Dataset rows about figures
════
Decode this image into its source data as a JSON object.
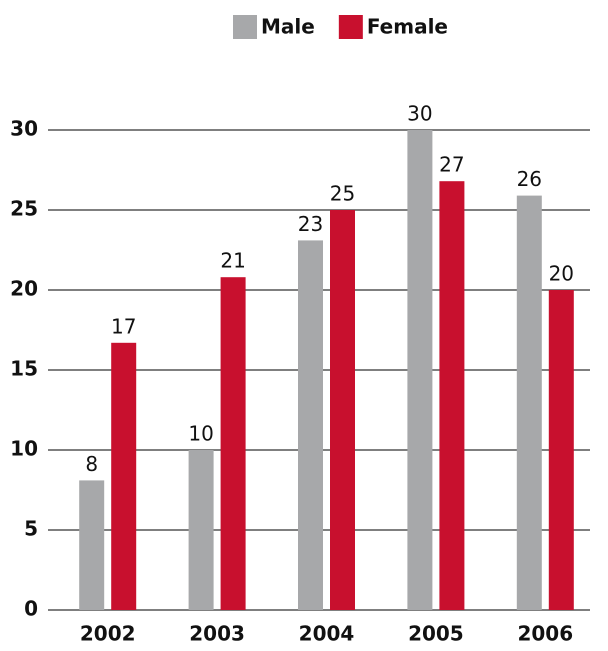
{
  "chart_data": {
    "type": "bar",
    "categories": [
      "2002",
      "2003",
      "2004",
      "2005",
      "2006"
    ],
    "series": [
      {
        "name": "Male",
        "color": "#a7a8aa",
        "values": [
          8.1,
          10,
          23.1,
          30,
          25.9
        ],
        "value_labels": [
          "8",
          "10",
          "23",
          "30",
          "26"
        ]
      },
      {
        "name": "Female",
        "color": "#c8102e",
        "values": [
          16.7,
          20.8,
          25,
          26.8,
          20
        ],
        "value_labels": [
          "17",
          "21",
          "25",
          "27",
          "20"
        ]
      }
    ],
    "ylim": [
      0,
      30
    ],
    "yticks": [
      0,
      5,
      10,
      15,
      20,
      25,
      30
    ],
    "grid": true,
    "legend": "top"
  }
}
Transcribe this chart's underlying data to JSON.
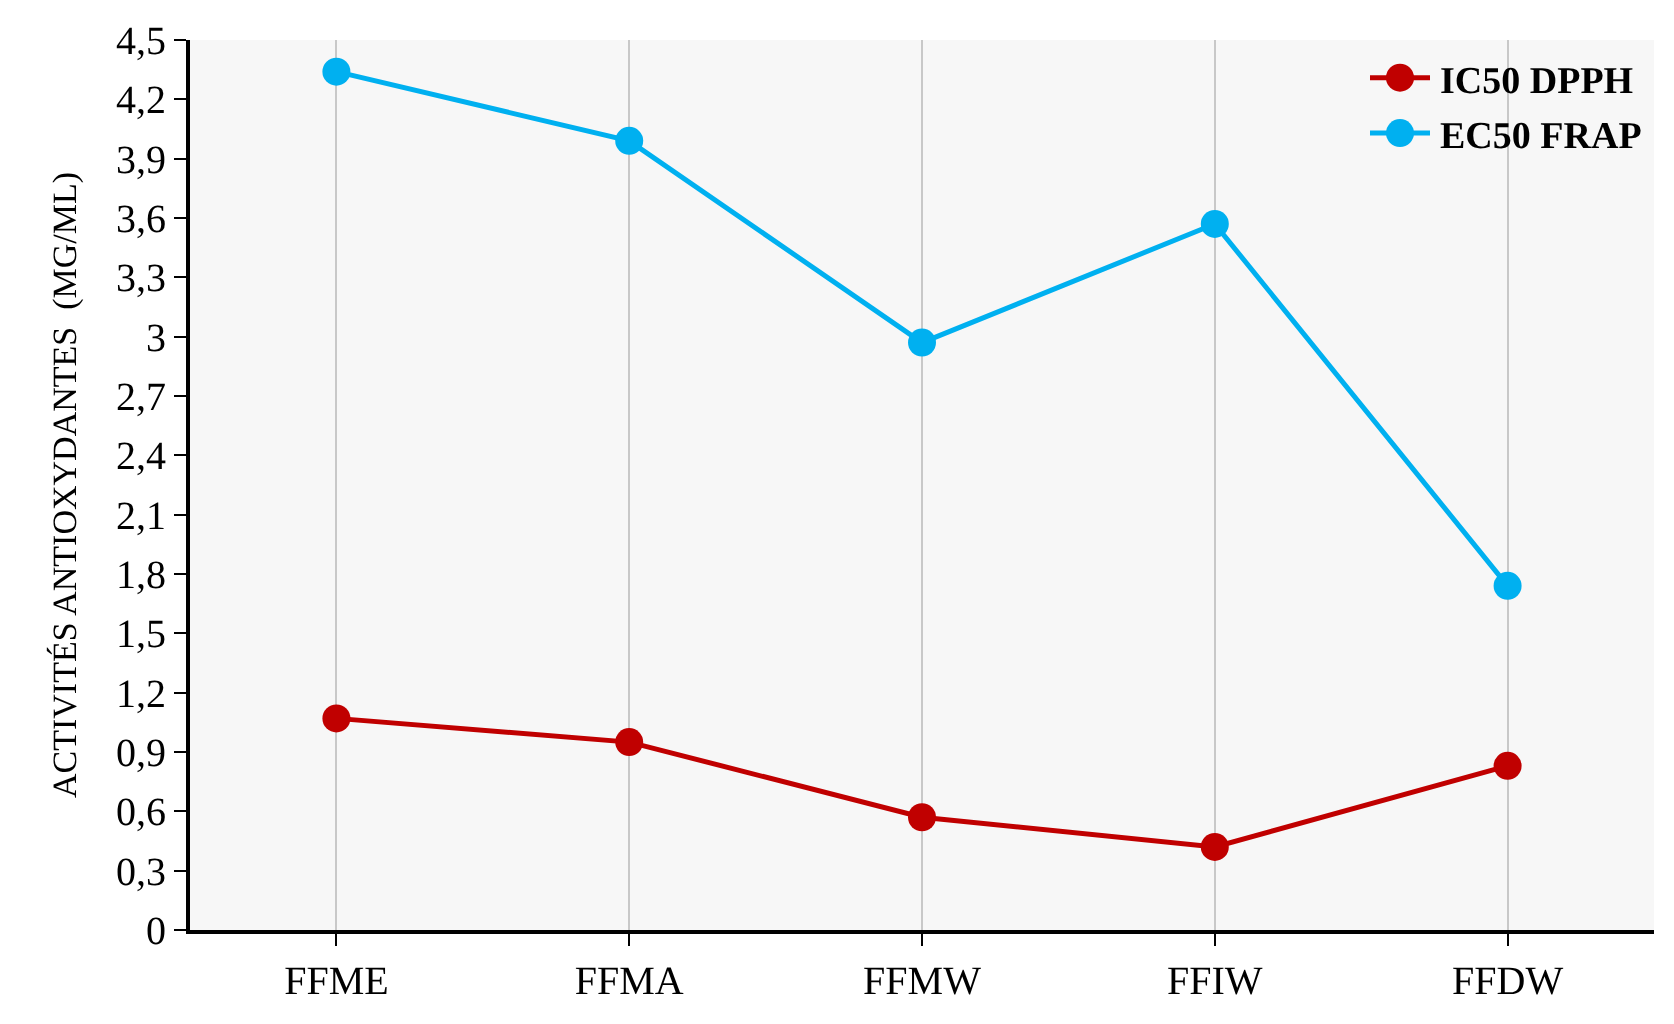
{
  "chart_data": {
    "type": "line",
    "ylabel": "ACTIVITÉS ANTIOXYDANTES  (MG/ML)",
    "categories": [
      "FFME",
      "FFMA",
      "FFMW",
      "FFIW",
      "FFDW"
    ],
    "series": [
      {
        "name": "IC50 DPPH",
        "color": "#c00000",
        "values": [
          1.07,
          0.95,
          0.57,
          0.42,
          0.83
        ]
      },
      {
        "name": "EC50 FRAP",
        "color": "#00b0f0",
        "values": [
          4.34,
          3.99,
          2.97,
          3.57,
          1.74
        ]
      }
    ],
    "ylim": [
      0,
      4.5
    ],
    "yticks": [
      0,
      {
        "value": 0.3,
        "label": "0,3"
      },
      {
        "value": 0.6,
        "label": "0,6"
      },
      {
        "value": 0.9,
        "label": "0,9"
      },
      {
        "value": 1.2,
        "label": "1,2"
      },
      {
        "value": 1.5,
        "label": "1,5"
      },
      {
        "value": 1.8,
        "label": "1,8"
      },
      {
        "value": 2.1,
        "label": "2,1"
      },
      {
        "value": 2.4,
        "label": "2,4"
      },
      {
        "value": 2.7,
        "label": "2,7"
      },
      3,
      {
        "value": 3.3,
        "label": "3,3"
      },
      {
        "value": 3.6,
        "label": "3,6"
      },
      {
        "value": 3.9,
        "label": "3,9"
      },
      {
        "value": 4.2,
        "label": "4,2"
      },
      {
        "value": 4.5,
        "label": "4,5"
      }
    ],
    "grid": "x",
    "legend": "top right",
    "marker": "circle",
    "line_style": "solid"
  }
}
════
▶ **What is expected**:
Pictures don't belong in the copy. Restate all the entries exactly.

▶ **Result**:
Decode this image into its source data as a JSON object.
{
  "chart_data": {
    "type": "bar",
    "categories": [
      "2002",
      "2003",
      "2004",
      "2005",
      "2006"
    ],
    "series": [
      {
        "name": "Male",
        "color": "#a7a8aa",
        "values": [
          8.1,
          10,
          23.1,
          30,
          25.9
        ],
        "value_labels": [
          "8",
          "10",
          "23",
          "30",
          "26"
        ]
      },
      {
        "name": "Female",
        "color": "#c8102e",
        "values": [
          16.7,
          20.8,
          25,
          26.8,
          20
        ],
        "value_labels": [
          "17",
          "21",
          "25",
          "27",
          "20"
        ]
      }
    ],
    "ylim": [
      0,
      30
    ],
    "yticks": [
      0,
      5,
      10,
      15,
      20,
      25,
      30
    ],
    "grid": true,
    "legend": "top"
  }
}
Transcribe this chart's underlying data to JSON.
{
  "chart_data": {
    "type": "line",
    "ylabel": "ACTIVITÉS ANTIOXYDANTES  (MG/ML)",
    "categories": [
      "FFME",
      "FFMA",
      "FFMW",
      "FFIW",
      "FFDW"
    ],
    "series": [
      {
        "name": "IC50 DPPH",
        "color": "#c00000",
        "values": [
          1.07,
          0.95,
          0.57,
          0.42,
          0.83
        ]
      },
      {
        "name": "EC50 FRAP",
        "color": "#00b0f0",
        "values": [
          4.34,
          3.99,
          2.97,
          3.57,
          1.74
        ]
      }
    ],
    "ylim": [
      0,
      4.5
    ],
    "yticks": [
      0,
      {
        "value": 0.3,
        "label": "0,3"
      },
      {
        "value": 0.6,
        "label": "0,6"
      },
      {
        "value": 0.9,
        "label": "0,9"
      },
      {
        "value": 1.2,
        "label": "1,2"
      },
      {
        "value": 1.5,
        "label": "1,5"
      },
      {
        "value": 1.8,
        "label": "1,8"
      },
      {
        "value": 2.1,
        "label": "2,1"
      },
      {
        "value": 2.4,
        "label": "2,4"
      },
      {
        "value": 2.7,
        "label": "2,7"
      },
      3,
      {
        "value": 3.3,
        "label": "3,3"
      },
      {
        "value": 3.6,
        "label": "3,6"
      },
      {
        "value": 3.9,
        "label": "3,9"
      },
      {
        "value": 4.2,
        "label": "4,2"
      },
      {
        "value": 4.5,
        "label": "4,5"
      }
    ],
    "grid": "x",
    "legend": "top right",
    "marker": "circle",
    "line_style": "solid"
  }
}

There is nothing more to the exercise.